===== Supplied entries
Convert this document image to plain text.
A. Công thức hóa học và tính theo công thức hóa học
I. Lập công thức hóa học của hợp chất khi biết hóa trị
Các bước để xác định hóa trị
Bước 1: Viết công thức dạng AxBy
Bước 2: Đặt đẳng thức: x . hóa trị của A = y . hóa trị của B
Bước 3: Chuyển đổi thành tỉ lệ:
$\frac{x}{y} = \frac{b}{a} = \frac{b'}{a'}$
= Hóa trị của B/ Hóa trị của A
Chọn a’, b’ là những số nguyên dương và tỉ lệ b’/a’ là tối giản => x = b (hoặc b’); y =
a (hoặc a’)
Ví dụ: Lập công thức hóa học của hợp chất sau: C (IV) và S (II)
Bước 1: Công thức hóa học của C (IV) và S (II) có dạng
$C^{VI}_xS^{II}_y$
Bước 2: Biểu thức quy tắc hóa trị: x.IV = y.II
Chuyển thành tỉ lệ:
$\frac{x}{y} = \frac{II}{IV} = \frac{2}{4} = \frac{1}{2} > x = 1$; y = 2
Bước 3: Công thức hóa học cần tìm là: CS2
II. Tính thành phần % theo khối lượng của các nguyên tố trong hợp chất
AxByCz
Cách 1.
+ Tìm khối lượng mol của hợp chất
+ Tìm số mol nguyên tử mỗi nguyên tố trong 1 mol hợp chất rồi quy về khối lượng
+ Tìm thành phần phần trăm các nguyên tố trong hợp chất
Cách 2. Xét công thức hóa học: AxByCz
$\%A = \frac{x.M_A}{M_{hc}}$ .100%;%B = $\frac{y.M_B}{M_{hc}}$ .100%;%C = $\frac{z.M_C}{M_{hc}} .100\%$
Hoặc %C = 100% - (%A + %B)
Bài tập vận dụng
==========
Exactly as shown above, return every record.

Convert this document image to plain text.
A. Công thức hóa học và tính theo công thức hóa học
I. Lập công thức hóa học của hợp chất khi biết hóa trị
Các bước để xác định hóa trị
Bước 1: Viết công thức dạng AxBy
Bước 2: Đặt đẳng thức: x . hóa trị của A = y . hóa trị của B
Bước 3: Chuyển đổi thành tỉ lệ:
$\frac{x}{y} = \frac{b}{a} = \frac{b'}{a'}$
= Hóa trị của B/ Hóa trị của A
Chọn a’, b’ là những số nguyên dương và tỉ lệ b’/a’ là tối giản => x = b (hoặc b’); y =
a (hoặc a’)
Ví dụ: Lập công thức hóa học của hợp chất sau: C (IV) và S (II)
Bước 1: Công thức hóa học của C (IV) và S (II) có dạng
$C^{VI}_xS^{II}_y$
Bước 2: Biểu thức quy tắc hóa trị: x.IV = y.II
Chuyển thành tỉ lệ:
$\frac{x}{y} = \frac{II}{IV} = \frac{2}{4} = \frac{1}{2} > x = 1$; y = 2
Bước 3: Công thức hóa học cần tìm là: CS2
II. Tính thành phần % theo khối lượng của các nguyên tố trong hợp chất
AxByCz
Cách 1.
+ Tìm khối lượng mol của hợp chất
+ Tìm số mol nguyên tử mỗi nguyên tố trong 1 mol hợp chất rồi quy về khối lượng
+ Tìm thành phần phần trăm các nguyên tố trong hợp chất
Cách 2. Xét công thức hóa học: AxByCz
$\%A = \frac{x.M_A}{M_{hc}}$ .100%;%B = $\frac{y.M_B}{M_{hc}}$ .100%;%C = $\frac{z.M_C}{M_{hc}} .100\%$
Hoặc %C = 100% - (%A + %B)
Bài tập vận dụng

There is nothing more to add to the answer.